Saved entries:
************

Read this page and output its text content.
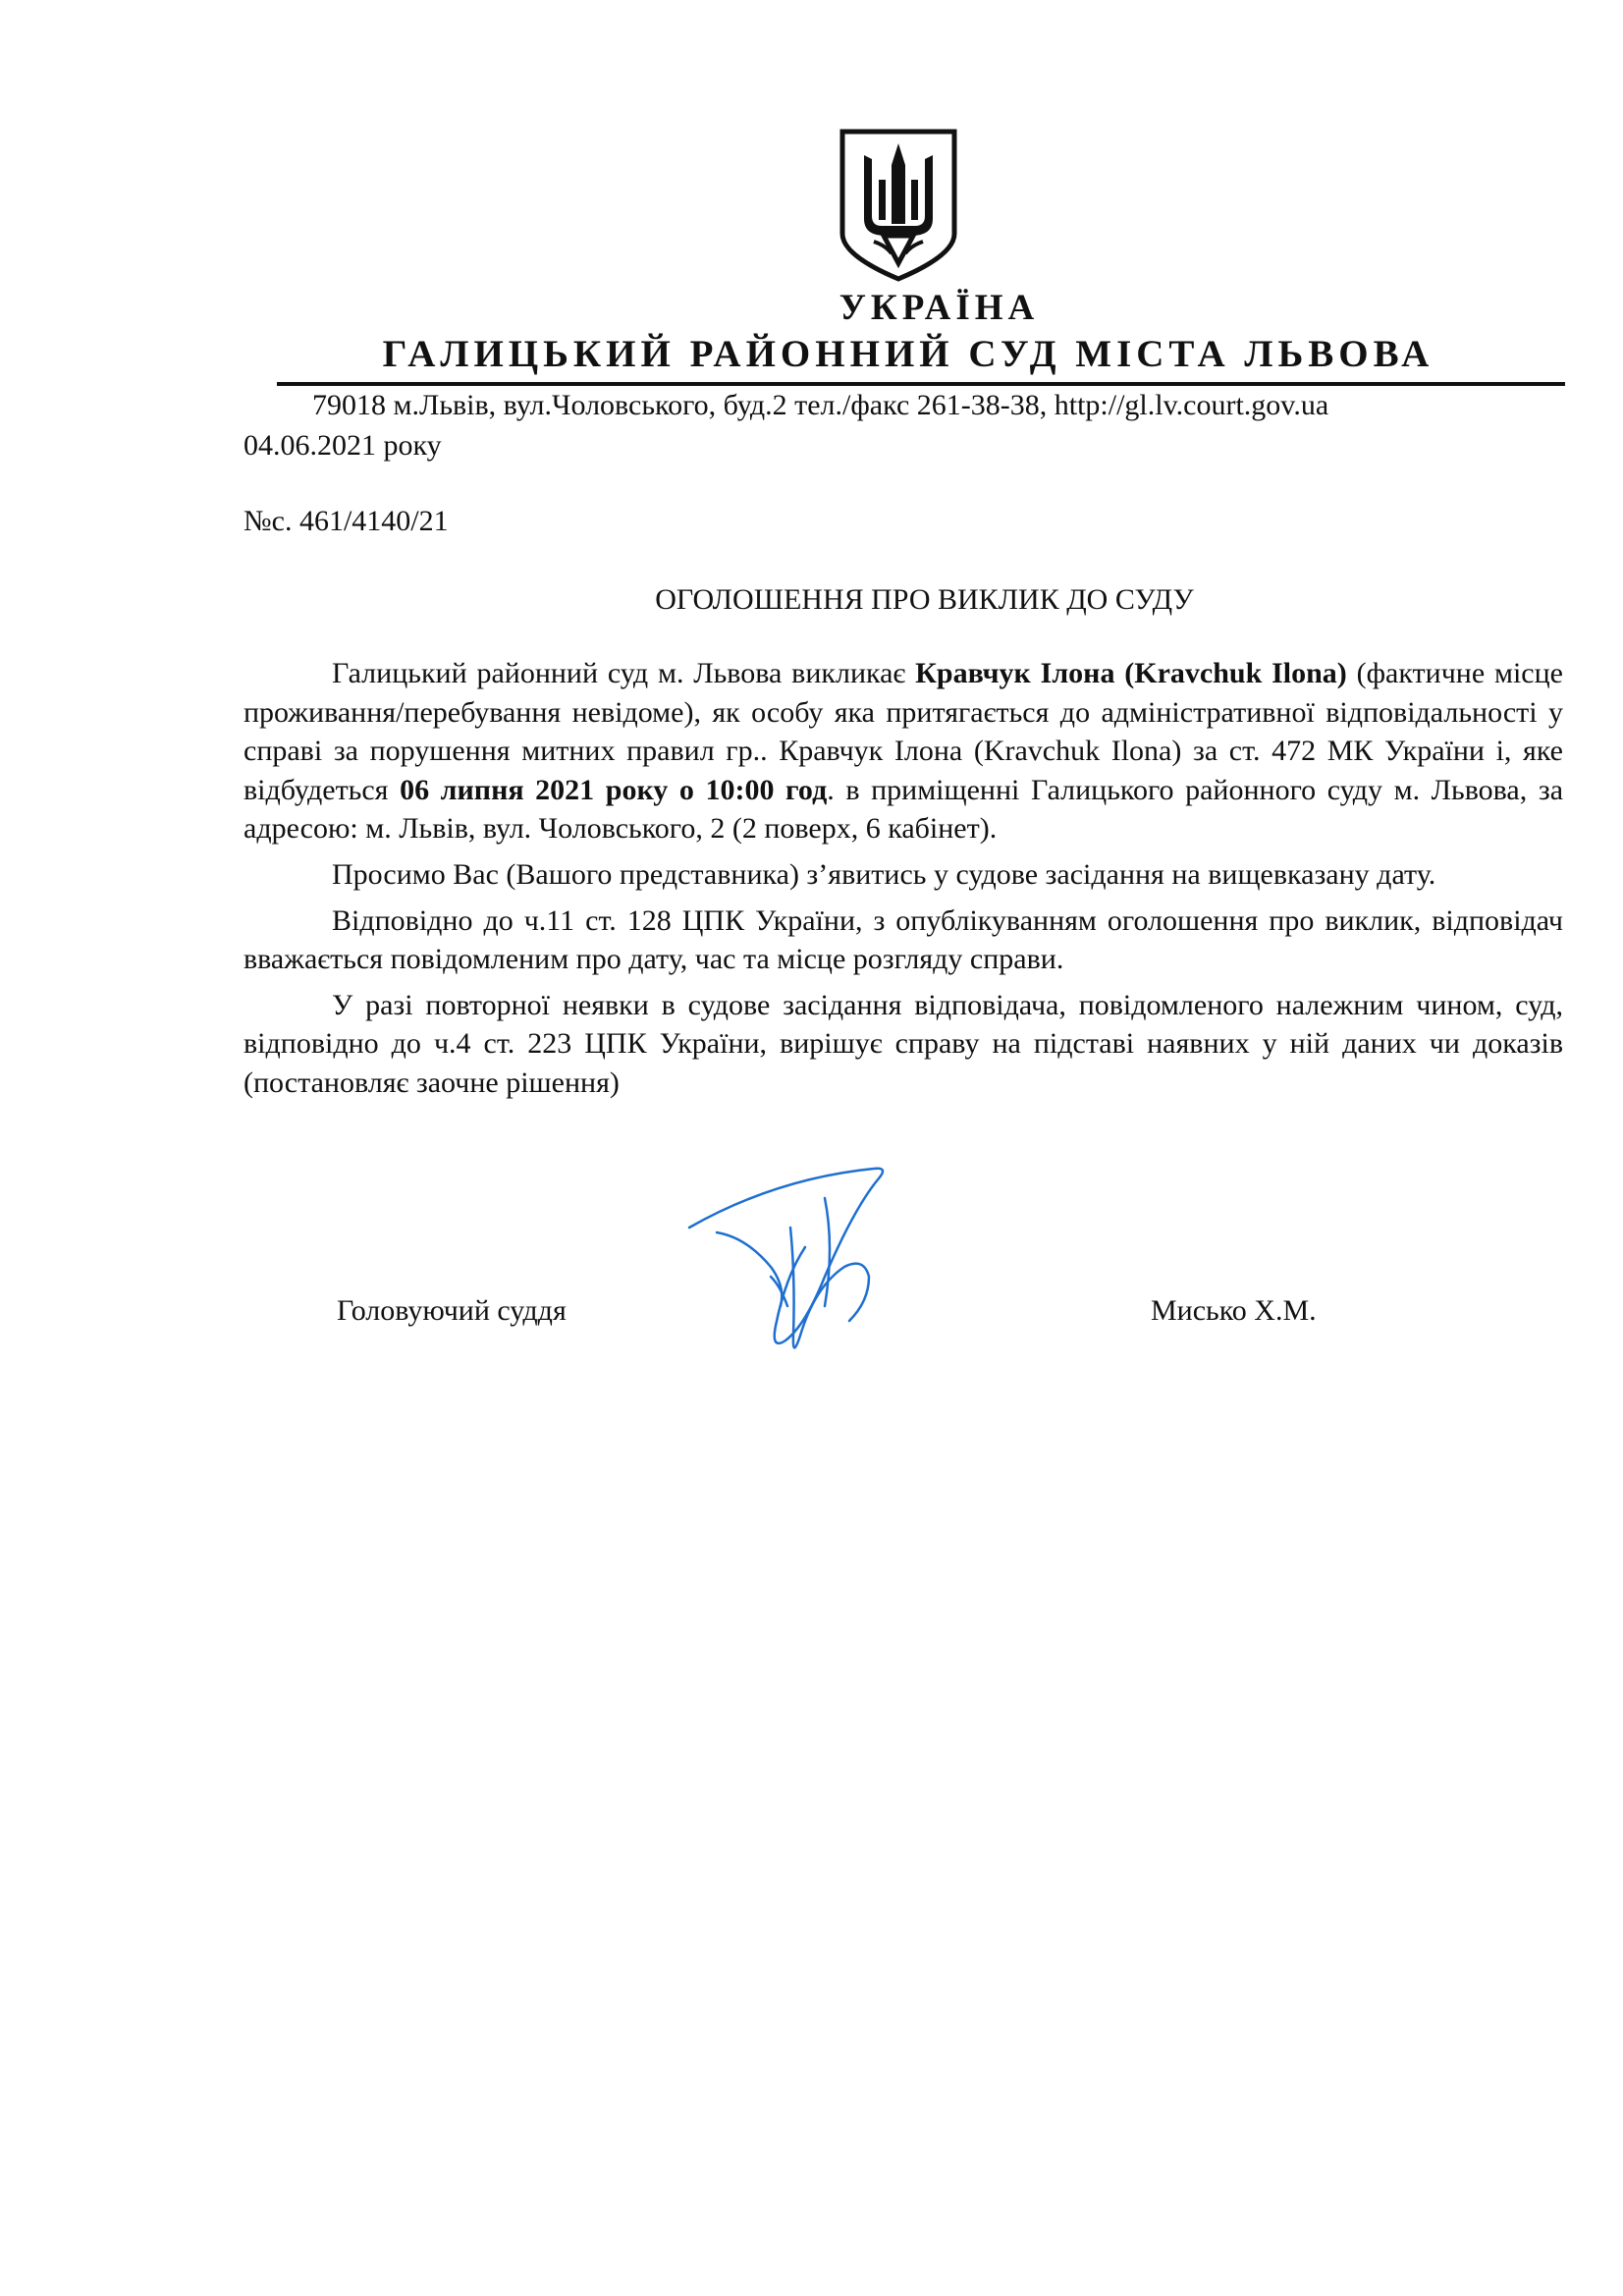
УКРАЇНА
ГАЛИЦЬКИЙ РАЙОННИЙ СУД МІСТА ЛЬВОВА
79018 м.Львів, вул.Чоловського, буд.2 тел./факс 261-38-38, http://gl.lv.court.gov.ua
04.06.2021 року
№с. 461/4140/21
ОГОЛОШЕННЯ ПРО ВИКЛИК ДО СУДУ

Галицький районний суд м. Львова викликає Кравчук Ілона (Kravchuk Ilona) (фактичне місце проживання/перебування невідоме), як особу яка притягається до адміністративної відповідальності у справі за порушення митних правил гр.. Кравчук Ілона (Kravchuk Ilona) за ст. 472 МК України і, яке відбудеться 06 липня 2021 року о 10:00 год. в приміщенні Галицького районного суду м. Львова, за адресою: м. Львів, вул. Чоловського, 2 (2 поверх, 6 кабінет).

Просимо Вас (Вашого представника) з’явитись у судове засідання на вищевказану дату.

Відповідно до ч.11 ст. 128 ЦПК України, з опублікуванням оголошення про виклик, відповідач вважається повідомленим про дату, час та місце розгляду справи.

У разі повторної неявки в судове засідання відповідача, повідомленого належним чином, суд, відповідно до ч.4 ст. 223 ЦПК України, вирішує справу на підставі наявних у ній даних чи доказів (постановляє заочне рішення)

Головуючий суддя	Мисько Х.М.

************

Your instructions: Generate a word-for-word copy of the preceding records, excluding all pictures.

Finished answer:
Read this page and output its text content.
УКРАЇНА
ГАЛИЦЬКИЙ РАЙОННИЙ СУД МІСТА ЛЬВОВА
79018 м.Львів, вул.Чоловського, буд.2 тел./факс 261-38-38, http://gl.lv.court.gov.ua
04.06.2021 року
№с. 461/4140/21
ОГОЛОШЕННЯ ПРО ВИКЛИК ДО СУДУ

Галицький районний суд м. Львова викликає Кравчук Ілона (Kravchuk Ilona) (фактичне місце проживання/перебування невідоме), як особу яка притягається до адміністративної відповідальності у справі за порушення митних правил гр.. Кравчук Ілона (Kravchuk Ilona) за ст. 472 МК України і, яке відбудеться 06 липня 2021 року о 10:00 год. в приміщенні Галицького районного суду м. Львова, за адресою: м. Львів, вул. Чоловського, 2 (2 поверх, 6 кабінет).

Просимо Вас (Вашого представника) з’явитись у судове засідання на вищевказану дату.

Відповідно до ч.11 ст. 128 ЦПК України, з опублікуванням оголошення про виклик, відповідач вважається повідомленим про дату, час та місце розгляду справи.

У разі повторної неявки в судове засідання відповідача, повідомленого належним чином, суд, відповідно до ч.4 ст. 223 ЦПК України, вирішує справу на підставі наявних у ній даних чи доказів (постановляє заочне рішення)

Головуючий суддя	Мисько Х.М.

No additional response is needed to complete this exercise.